_Task brief_
Each line containing the word "bars" should be found and copied.

— Begin Data to use —

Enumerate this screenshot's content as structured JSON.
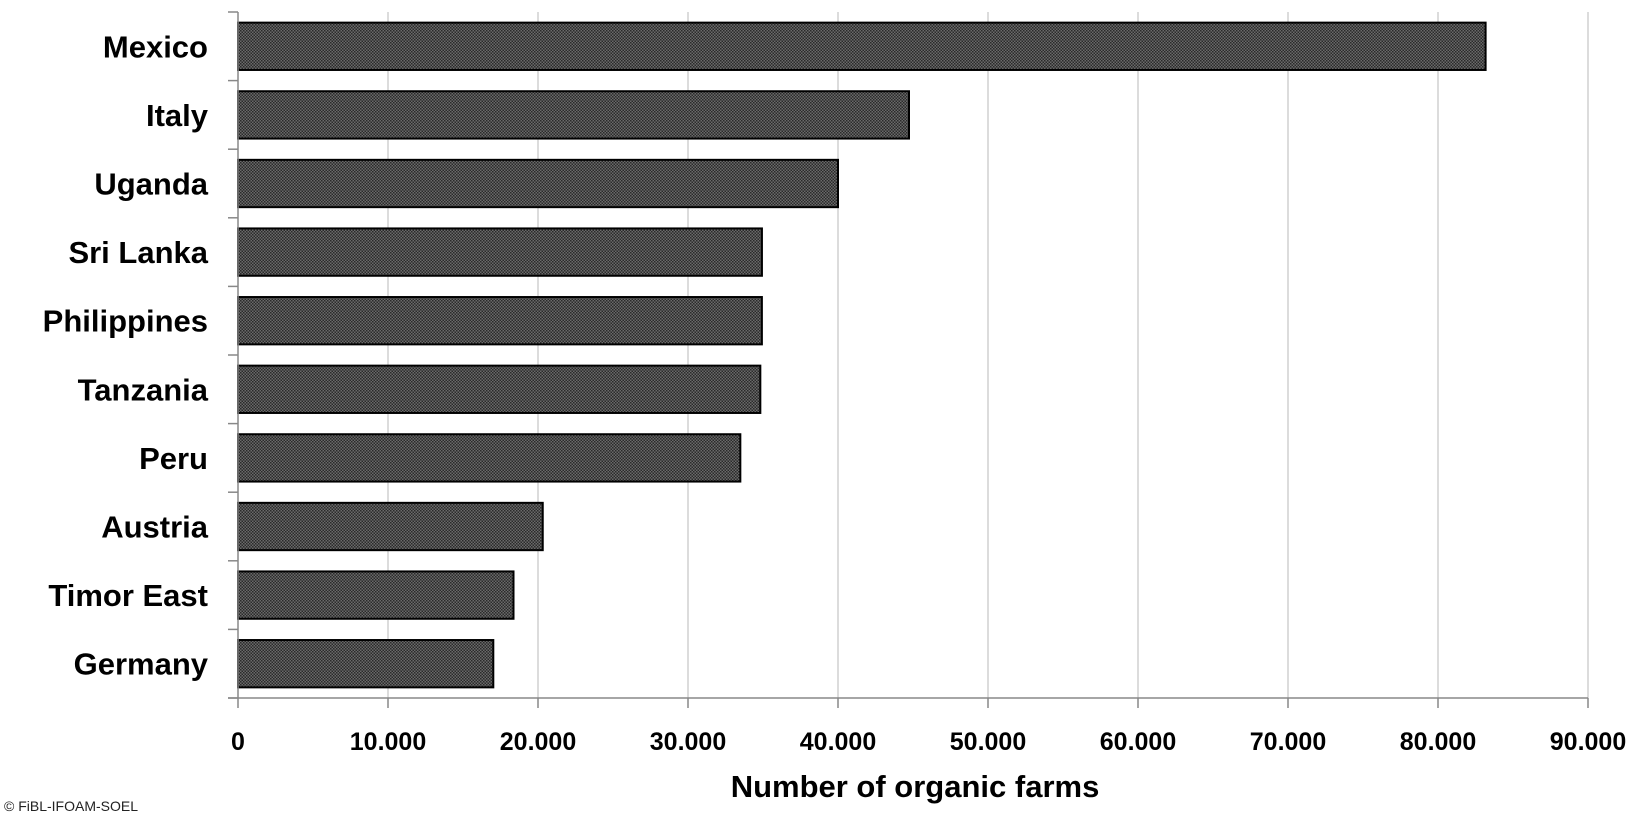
{
  "chart_data": {
    "type": "bar",
    "orientation": "horizontal",
    "categories": [
      "Mexico",
      "Italy",
      "Uganda",
      "Sri Lanka",
      "Philippines",
      "Tanzania",
      "Peru",
      "Austria",
      "Timor East",
      "Germany"
    ],
    "values": [
      83174,
      44733,
      40000,
      34929,
      34926,
      34822,
      33489,
      20316,
      18367,
      17020
    ],
    "xlabel": "Number of organic farms",
    "xlim": [
      0,
      90000
    ],
    "xticks": [
      "0",
      "10.000",
      "20.000",
      "30.000",
      "40.000",
      "50.000",
      "60.000",
      "70.000",
      "80.000",
      "90.000"
    ],
    "grid": "vertical",
    "bar_color": "#595959",
    "bar_pattern": "dotted-hatch",
    "source": "© FiBL-IFOAM-SOEL"
  }
}
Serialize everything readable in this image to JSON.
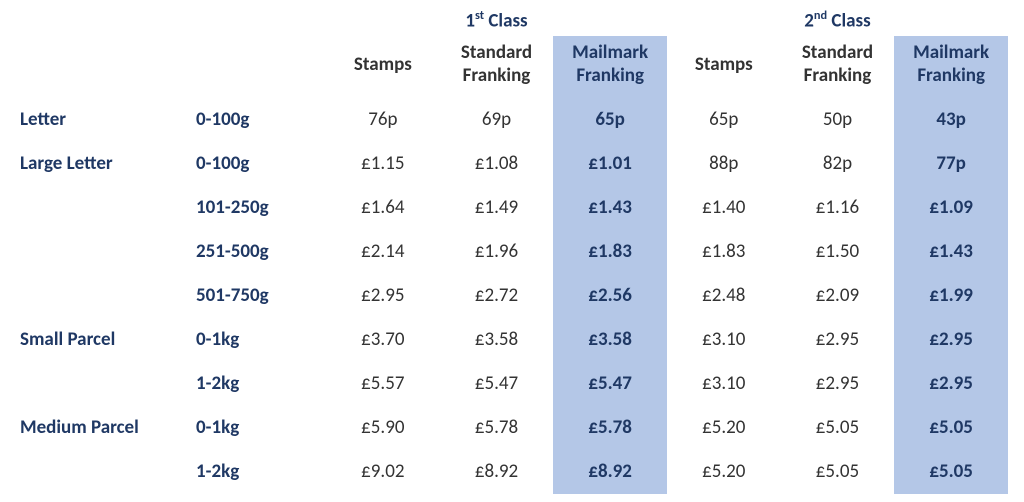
{
  "colors": {
    "brand_navy": "#1f3864",
    "mailmark_bg": "#b4c7e7",
    "text_default": "#333333",
    "background": "#ffffff"
  },
  "typography": {
    "font_family": "Calibri",
    "header_fontsize_pt": 14,
    "cell_fontsize_pt": 14
  },
  "headers": {
    "class1_pre": "1",
    "class1_sup": "st",
    "class1_post": " Class",
    "class2_pre": "2",
    "class2_sup": "nd",
    "class2_post": " Class",
    "sub_stamps": "Stamps",
    "sub_std_l1": "Standard",
    "sub_std_l2": "Franking",
    "sub_mm_l1": "Mailmark",
    "sub_mm_l2": "Franking"
  },
  "rows": [
    {
      "category": "Letter",
      "weight": "0-100g",
      "c1s": "76p",
      "c1f": "69p",
      "c1m": "65p",
      "c2s": "65p",
      "c2f": "50p",
      "c2m": "43p"
    },
    {
      "category": "Large Letter",
      "weight": "0-100g",
      "c1s": "£1.15",
      "c1f": "£1.08",
      "c1m": "£1.01",
      "c2s": "88p",
      "c2f": "82p",
      "c2m": "77p"
    },
    {
      "category": "",
      "weight": "101-250g",
      "c1s": "£1.64",
      "c1f": "£1.49",
      "c1m": "£1.43",
      "c2s": "£1.40",
      "c2f": "£1.16",
      "c2m": "£1.09"
    },
    {
      "category": "",
      "weight": "251-500g",
      "c1s": "£2.14",
      "c1f": "£1.96",
      "c1m": "£1.83",
      "c2s": "£1.83",
      "c2f": "£1.50",
      "c2m": "£1.43"
    },
    {
      "category": "",
      "weight": "501-750g",
      "c1s": "£2.95",
      "c1f": "£2.72",
      "c1m": "£2.56",
      "c2s": "£2.48",
      "c2f": "£2.09",
      "c2m": "£1.99"
    },
    {
      "category": "Small Parcel",
      "weight": "0-1kg",
      "c1s": "£3.70",
      "c1f": "£3.58",
      "c1m": "£3.58",
      "c2s": "£3.10",
      "c2f": "£2.95",
      "c2m": "£2.95"
    },
    {
      "category": "",
      "weight": "1-2kg",
      "c1s": "£5.57",
      "c1f": "£5.47",
      "c1m": "£5.47",
      "c2s": "£3.10",
      "c2f": "£2.95",
      "c2m": "£2.95"
    },
    {
      "category": "Medium Parcel",
      "weight": "0-1kg",
      "c1s": "£5.90",
      "c1f": "£5.78",
      "c1m": "£5.78",
      "c2s": "£5.20",
      "c2f": "£5.05",
      "c2m": "£5.05"
    },
    {
      "category": "",
      "weight": "1-2kg",
      "c1s": "£9.02",
      "c1f": "£8.92",
      "c1m": "£8.92",
      "c2s": "£5.20",
      "c2f": "£5.05",
      "c2m": "£5.05"
    }
  ]
}
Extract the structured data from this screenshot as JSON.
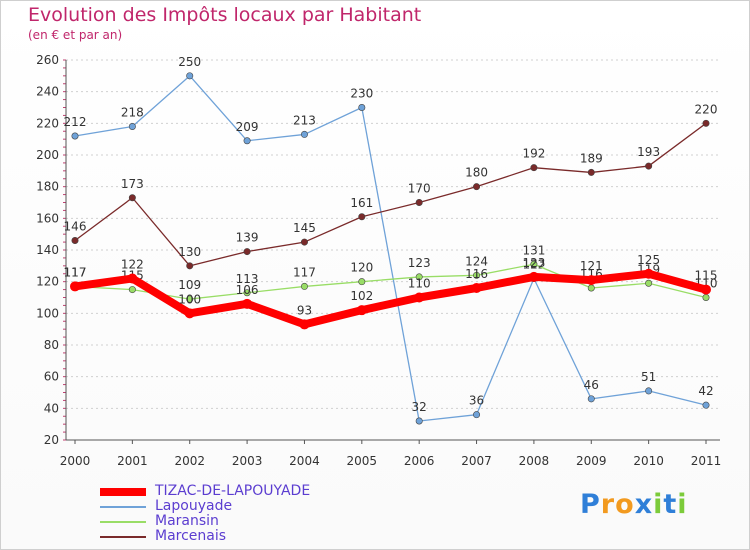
{
  "chart_data": {
    "type": "line",
    "title": "Evolution des Impôts locaux par Habitant",
    "subtitle": "(en € et par an)",
    "xlabel": "",
    "ylabel": "",
    "ylim": [
      20,
      260
    ],
    "yticks": [
      20,
      40,
      60,
      80,
      100,
      120,
      140,
      160,
      180,
      200,
      220,
      240,
      260
    ],
    "categories": [
      "2000",
      "2001",
      "2002",
      "2003",
      "2004",
      "2005",
      "2006",
      "2007",
      "2008",
      "2009",
      "2010",
      "2011"
    ],
    "series": [
      {
        "name": "TIZAC-DE-LAPOUYADE",
        "color": "#ff0000",
        "values": [
          117,
          122,
          100,
          106,
          93,
          102,
          110,
          116,
          123,
          121,
          125,
          115
        ]
      },
      {
        "name": "Lapouyade",
        "color": "#6fa2d8",
        "values": [
          212,
          218,
          250,
          209,
          213,
          230,
          32,
          36,
          122,
          46,
          51,
          42
        ]
      },
      {
        "name": "Maransin",
        "color": "#99dd66",
        "values": [
          117,
          115,
          109,
          113,
          117,
          120,
          123,
          124,
          131,
          116,
          119,
          110
        ]
      },
      {
        "name": "Marcenais",
        "color": "#7a2a2a",
        "values": [
          146,
          173,
          130,
          139,
          145,
          161,
          170,
          180,
          192,
          189,
          193,
          220
        ]
      }
    ]
  },
  "logo": {
    "text": "Proxiti",
    "letters": [
      "P",
      "r",
      "o",
      "x",
      "i",
      "t",
      "i"
    ]
  }
}
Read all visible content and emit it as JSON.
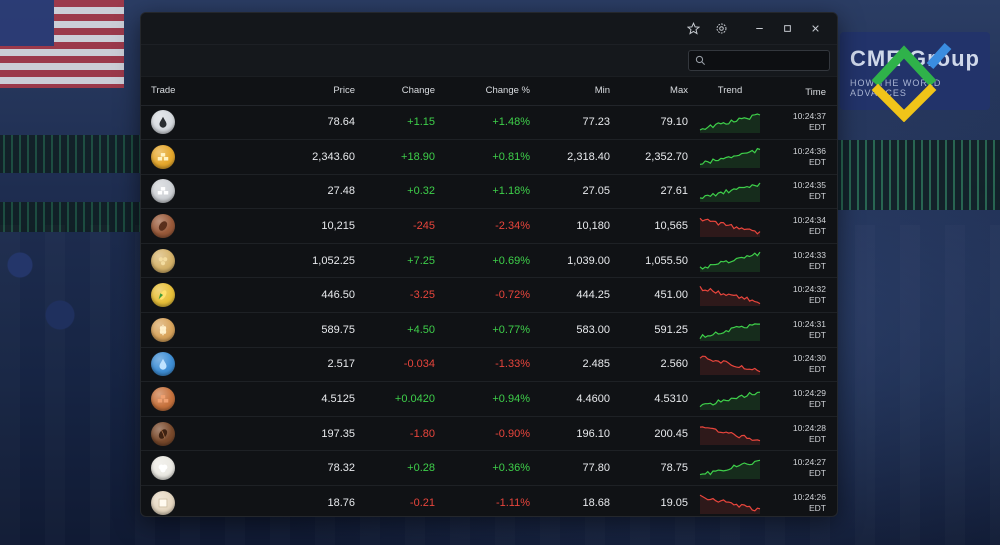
{
  "window": {
    "controls": [
      "star-icon",
      "gear-icon",
      "minimize-icon",
      "maximize-icon",
      "close-icon"
    ]
  },
  "search": {
    "placeholder": "",
    "value": ""
  },
  "columns": {
    "trade": "Trade",
    "price": "Price",
    "change": "Change",
    "change_pct": "Change %",
    "min": "Min",
    "max": "Max",
    "trend": "Trend",
    "time": "Time"
  },
  "colors": {
    "up": "#3ecf4a",
    "down": "#e8453c"
  },
  "rows": [
    {
      "icon": "oil-drop-icon",
      "price": "78.64",
      "change": "+1.15",
      "change_pct": "+1.48%",
      "min": "77.23",
      "max": "79.10",
      "trend": "up",
      "time": "10:24:37",
      "tz": "EDT",
      "icon_color": "#d7dbe0"
    },
    {
      "icon": "gold-bars-icon",
      "price": "2,343.60",
      "change": "+18.90",
      "change_pct": "+0.81%",
      "min": "2,318.40",
      "max": "2,352.70",
      "trend": "up",
      "time": "10:24:36",
      "tz": "EDT",
      "icon_color": "#e6a82c"
    },
    {
      "icon": "silver-bars-icon",
      "price": "27.48",
      "change": "+0.32",
      "change_pct": "+1.18%",
      "min": "27.05",
      "max": "27.61",
      "trend": "up",
      "time": "10:24:35",
      "tz": "EDT",
      "icon_color": "#cfd2d6"
    },
    {
      "icon": "cocoa-bean-icon",
      "price": "10,215",
      "change": "-245",
      "change_pct": "-2.34%",
      "min": "10,180",
      "max": "10,565",
      "trend": "down",
      "time": "10:24:34",
      "tz": "EDT",
      "icon_color": "#9a5a3a"
    },
    {
      "icon": "soybeans-icon",
      "price": "1,052.25",
      "change": "+7.25",
      "change_pct": "+0.69%",
      "min": "1,039.00",
      "max": "1,055.50",
      "trend": "up",
      "time": "10:24:33",
      "tz": "EDT",
      "icon_color": "#d6b36a"
    },
    {
      "icon": "corn-icon",
      "price": "446.50",
      "change": "-3.25",
      "change_pct": "-0.72%",
      "min": "444.25",
      "max": "451.00",
      "trend": "down",
      "time": "10:24:32",
      "tz": "EDT",
      "icon_color": "#e9c13a"
    },
    {
      "icon": "wheat-icon",
      "price": "589.75",
      "change": "+4.50",
      "change_pct": "+0.77%",
      "min": "583.00",
      "max": "591.25",
      "trend": "up",
      "time": "10:24:31",
      "tz": "EDT",
      "icon_color": "#d9a45c"
    },
    {
      "icon": "water-drop-icon",
      "price": "2.517",
      "change": "-0.034",
      "change_pct": "-1.33%",
      "min": "2.485",
      "max": "2.560",
      "trend": "down",
      "time": "10:24:30",
      "tz": "EDT",
      "icon_color": "#3f8fd6"
    },
    {
      "icon": "copper-bars-icon",
      "price": "4.5125",
      "change": "+0.0420",
      "change_pct": "+0.94%",
      "min": "4.4600",
      "max": "4.5310",
      "trend": "up",
      "time": "10:24:29",
      "tz": "EDT",
      "icon_color": "#c8733e"
    },
    {
      "icon": "coffee-bean-icon",
      "price": "197.35",
      "change": "-1.80",
      "change_pct": "-0.90%",
      "min": "196.10",
      "max": "200.45",
      "trend": "down",
      "time": "10:24:28",
      "tz": "EDT",
      "icon_color": "#7a4a2c"
    },
    {
      "icon": "cotton-icon",
      "price": "78.32",
      "change": "+0.28",
      "change_pct": "+0.36%",
      "min": "77.80",
      "max": "78.75",
      "trend": "up",
      "time": "10:24:27",
      "tz": "EDT",
      "icon_color": "#eceae4"
    },
    {
      "icon": "sugar-icon",
      "price": "18.76",
      "change": "-0.21",
      "change_pct": "-1.11%",
      "min": "18.68",
      "max": "19.05",
      "trend": "down",
      "time": "10:24:26",
      "tz": "EDT",
      "icon_color": "#e6d8c2"
    }
  ],
  "background": {
    "sign_text": "CME Group",
    "sign_sub": "HOW THE WORLD ADVANCES"
  }
}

— End Data to use —

_Response to this exercise_
      "icon": "gold-bars-icon",
      "icon": "silver-bars-icon",
      "icon": "copper-bars-icon",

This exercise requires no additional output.